**Request:** Output every line below without omitting or altering anything.
───── Data shown
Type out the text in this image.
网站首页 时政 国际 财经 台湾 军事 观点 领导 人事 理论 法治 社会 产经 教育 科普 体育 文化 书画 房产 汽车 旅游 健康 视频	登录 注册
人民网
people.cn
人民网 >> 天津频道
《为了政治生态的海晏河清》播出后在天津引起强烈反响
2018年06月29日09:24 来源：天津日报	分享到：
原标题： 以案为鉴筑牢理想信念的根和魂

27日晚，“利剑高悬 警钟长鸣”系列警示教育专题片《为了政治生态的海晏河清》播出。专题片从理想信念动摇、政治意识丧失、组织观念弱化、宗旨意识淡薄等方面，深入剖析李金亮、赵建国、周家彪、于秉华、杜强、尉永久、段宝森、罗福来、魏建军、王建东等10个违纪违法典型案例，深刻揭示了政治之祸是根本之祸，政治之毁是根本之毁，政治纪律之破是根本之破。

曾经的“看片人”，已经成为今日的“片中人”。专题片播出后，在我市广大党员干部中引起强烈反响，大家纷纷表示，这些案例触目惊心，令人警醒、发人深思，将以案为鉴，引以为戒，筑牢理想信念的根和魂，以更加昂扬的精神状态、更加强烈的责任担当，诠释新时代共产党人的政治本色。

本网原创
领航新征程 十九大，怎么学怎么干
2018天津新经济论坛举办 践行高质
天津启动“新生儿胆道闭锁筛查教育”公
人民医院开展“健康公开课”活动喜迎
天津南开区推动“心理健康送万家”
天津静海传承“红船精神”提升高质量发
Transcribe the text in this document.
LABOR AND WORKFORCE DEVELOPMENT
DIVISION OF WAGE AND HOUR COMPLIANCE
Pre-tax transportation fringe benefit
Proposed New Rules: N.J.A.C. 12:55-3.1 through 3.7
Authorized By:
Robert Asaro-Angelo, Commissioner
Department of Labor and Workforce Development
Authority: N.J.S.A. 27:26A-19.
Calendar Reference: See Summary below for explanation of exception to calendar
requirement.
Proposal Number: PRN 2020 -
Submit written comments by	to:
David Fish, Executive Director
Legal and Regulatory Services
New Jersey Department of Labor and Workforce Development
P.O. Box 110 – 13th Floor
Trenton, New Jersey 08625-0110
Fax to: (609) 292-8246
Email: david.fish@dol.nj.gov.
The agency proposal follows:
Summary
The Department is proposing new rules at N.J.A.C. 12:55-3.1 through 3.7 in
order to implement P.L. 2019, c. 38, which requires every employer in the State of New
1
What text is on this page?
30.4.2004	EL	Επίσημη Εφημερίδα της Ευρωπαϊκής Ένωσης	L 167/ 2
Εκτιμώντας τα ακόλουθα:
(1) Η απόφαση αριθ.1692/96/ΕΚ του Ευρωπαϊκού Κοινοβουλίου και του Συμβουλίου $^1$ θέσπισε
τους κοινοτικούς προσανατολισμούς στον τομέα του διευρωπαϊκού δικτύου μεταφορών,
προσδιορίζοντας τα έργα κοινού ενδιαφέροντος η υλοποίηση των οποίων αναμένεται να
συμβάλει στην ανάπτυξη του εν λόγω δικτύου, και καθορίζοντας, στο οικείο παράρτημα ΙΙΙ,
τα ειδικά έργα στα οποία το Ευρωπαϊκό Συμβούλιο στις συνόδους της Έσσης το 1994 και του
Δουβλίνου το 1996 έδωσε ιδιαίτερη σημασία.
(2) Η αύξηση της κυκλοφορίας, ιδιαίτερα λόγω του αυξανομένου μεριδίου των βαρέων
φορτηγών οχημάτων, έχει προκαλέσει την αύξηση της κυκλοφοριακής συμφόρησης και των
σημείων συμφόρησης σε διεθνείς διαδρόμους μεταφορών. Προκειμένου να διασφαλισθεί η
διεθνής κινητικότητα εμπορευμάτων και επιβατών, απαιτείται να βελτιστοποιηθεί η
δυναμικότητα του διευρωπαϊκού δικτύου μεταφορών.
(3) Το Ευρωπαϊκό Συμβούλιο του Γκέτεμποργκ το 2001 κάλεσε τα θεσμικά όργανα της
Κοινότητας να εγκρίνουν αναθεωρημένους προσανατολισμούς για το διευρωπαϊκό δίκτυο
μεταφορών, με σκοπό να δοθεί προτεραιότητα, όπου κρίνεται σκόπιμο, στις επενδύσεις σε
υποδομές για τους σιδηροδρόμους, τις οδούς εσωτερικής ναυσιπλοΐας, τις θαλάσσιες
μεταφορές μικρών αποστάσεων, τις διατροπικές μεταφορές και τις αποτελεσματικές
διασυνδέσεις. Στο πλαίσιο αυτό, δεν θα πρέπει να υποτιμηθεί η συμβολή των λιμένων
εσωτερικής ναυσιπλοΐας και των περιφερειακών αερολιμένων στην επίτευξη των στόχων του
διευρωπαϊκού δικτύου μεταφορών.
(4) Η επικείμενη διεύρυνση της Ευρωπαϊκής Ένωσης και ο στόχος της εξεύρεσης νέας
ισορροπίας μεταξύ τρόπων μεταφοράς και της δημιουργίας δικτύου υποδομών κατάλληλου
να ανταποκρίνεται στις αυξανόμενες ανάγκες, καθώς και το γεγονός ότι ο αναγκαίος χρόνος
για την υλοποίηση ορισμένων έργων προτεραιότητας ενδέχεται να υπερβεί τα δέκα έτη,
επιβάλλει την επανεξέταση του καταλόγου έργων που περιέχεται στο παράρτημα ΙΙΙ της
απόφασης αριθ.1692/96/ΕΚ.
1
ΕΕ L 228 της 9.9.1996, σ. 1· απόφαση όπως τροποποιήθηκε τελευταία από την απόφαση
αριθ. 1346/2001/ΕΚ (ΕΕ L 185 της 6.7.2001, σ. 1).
──────────
**Written solution:**
Type out the text in this image.
网站首页 时政 国际 财经 台湾 军事 观点 领导 人事 理论 法治 社会 产经 教育 科普 体育 文化 书画 房产 汽车 旅游 健康 视频	登录 注册
人民网
people.cn
人民网 >> 天津频道
《为了政治生态的海晏河清》播出后在天津引起强烈反响
2018年06月29日09:24 来源：天津日报	分享到：
原标题： 以案为鉴筑牢理想信念的根和魂

27日晚，“利剑高悬 警钟长鸣”系列警示教育专题片《为了政治生态的海晏河清》播出。专题片从理想信念动摇、政治意识丧失、组织观念弱化、宗旨意识淡薄等方面，深入剖析李金亮、赵建国、周家彪、于秉华、杜强、尉永久、段宝森、罗福来、魏建军、王建东等10个违纪违法典型案例，深刻揭示了政治之祸是根本之祸，政治之毁是根本之毁，政治纪律之破是根本之破。

曾经的“看片人”，已经成为今日的“片中人”。专题片播出后，在我市广大党员干部中引起强烈反响，大家纷纷表示，这些案例触目惊心，令人警醒、发人深思，将以案为鉴，引以为戒，筑牢理想信念的根和魂，以更加昂扬的精神状态、更加强烈的责任担当，诠释新时代共产党人的政治本色。

本网原创
领航新征程 十九大，怎么学怎么干
2018天津新经济论坛举办 践行高质
天津启动“新生儿胆道闭锁筛查教育”公
人民医院开展“健康公开课”活动喜迎
天津南开区推动“心理健康送万家”
天津静海传承“红船精神”提升高质量发
Transcribe the text in this document.
LABOR AND WORKFORCE DEVELOPMENT
DIVISION OF WAGE AND HOUR COMPLIANCE
Pre-tax transportation fringe benefit
Proposed New Rules: N.J.A.C. 12:55-3.1 through 3.7
Authorized By:
Robert Asaro-Angelo, Commissioner
Department of Labor and Workforce Development
Authority: N.J.S.A. 27:26A-19.
Calendar Reference: See Summary below for explanation of exception to calendar
requirement.
Proposal Number: PRN 2020 -
Submit written comments by	to:
David Fish, Executive Director
Legal and Regulatory Services
New Jersey Department of Labor and Workforce Development
P.O. Box 110 – 13th Floor
Trenton, New Jersey 08625-0110
Fax to: (609) 292-8246
Email: david.fish@dol.nj.gov.
The agency proposal follows:
Summary
The Department is proposing new rules at N.J.A.C. 12:55-3.1 through 3.7 in
order to implement P.L. 2019, c. 38, which requires every employer in the State of New
1
What text is on this page?
30.4.2004	EL	Επίσημη Εφημερίδα της Ευρωπαϊκής Ένωσης	L 167/ 2
Εκτιμώντας τα ακόλουθα:
(1) Η απόφαση αριθ.1692/96/ΕΚ του Ευρωπαϊκού Κοινοβουλίου και του Συμβουλίου $^1$ θέσπισε
τους κοινοτικούς προσανατολισμούς στον τομέα του διευρωπαϊκού δικτύου μεταφορών,
προσδιορίζοντας τα έργα κοινού ενδιαφέροντος η υλοποίηση των οποίων αναμένεται να
συμβάλει στην ανάπτυξη του εν λόγω δικτύου, και καθορίζοντας, στο οικείο παράρτημα ΙΙΙ,
τα ειδικά έργα στα οποία το Ευρωπαϊκό Συμβούλιο στις συνόδους της Έσσης το 1994 και του
Δουβλίνου το 1996 έδωσε ιδιαίτερη σημασία.
(2) Η αύξηση της κυκλοφορίας, ιδιαίτερα λόγω του αυξανομένου μεριδίου των βαρέων
φορτηγών οχημάτων, έχει προκαλέσει την αύξηση της κυκλοφοριακής συμφόρησης και των
σημείων συμφόρησης σε διεθνείς διαδρόμους μεταφορών. Προκειμένου να διασφαλισθεί η
διεθνής κινητικότητα εμπορευμάτων και επιβατών, απαιτείται να βελτιστοποιηθεί η
δυναμικότητα του διευρωπαϊκού δικτύου μεταφορών.
(3) Το Ευρωπαϊκό Συμβούλιο του Γκέτεμποργκ το 2001 κάλεσε τα θεσμικά όργανα της
Κοινότητας να εγκρίνουν αναθεωρημένους προσανατολισμούς για το διευρωπαϊκό δίκτυο
μεταφορών, με σκοπό να δοθεί προτεραιότητα, όπου κρίνεται σκόπιμο, στις επενδύσεις σε
υποδομές για τους σιδηροδρόμους, τις οδούς εσωτερικής ναυσιπλοΐας, τις θαλάσσιες
μεταφορές μικρών αποστάσεων, τις διατροπικές μεταφορές και τις αποτελεσματικές
διασυνδέσεις. Στο πλαίσιο αυτό, δεν θα πρέπει να υποτιμηθεί η συμβολή των λιμένων
εσωτερικής ναυσιπλοΐας και των περιφερειακών αερολιμένων στην επίτευξη των στόχων του
διευρωπαϊκού δικτύου μεταφορών.
(4) Η επικείμενη διεύρυνση της Ευρωπαϊκής Ένωσης και ο στόχος της εξεύρεσης νέας
ισορροπίας μεταξύ τρόπων μεταφοράς και της δημιουργίας δικτύου υποδομών κατάλληλου
να ανταποκρίνεται στις αυξανόμενες ανάγκες, καθώς και το γεγονός ότι ο αναγκαίος χρόνος
για την υλοποίηση ορισμένων έργων προτεραιότητας ενδέχεται να υπερβεί τα δέκα έτη,
επιβάλλει την επανεξέταση του καταλόγου έργων που περιέχεται στο παράρτημα ΙΙΙ της
απόφασης αριθ.1692/96/ΕΚ.
1
ΕΕ L 228 της 9.9.1996, σ. 1· απόφαση όπως τροποποιήθηκε τελευταία από την απόφαση
αριθ. 1346/2001/ΕΚ (ΕΕ L 185 της 6.7.2001, σ. 1).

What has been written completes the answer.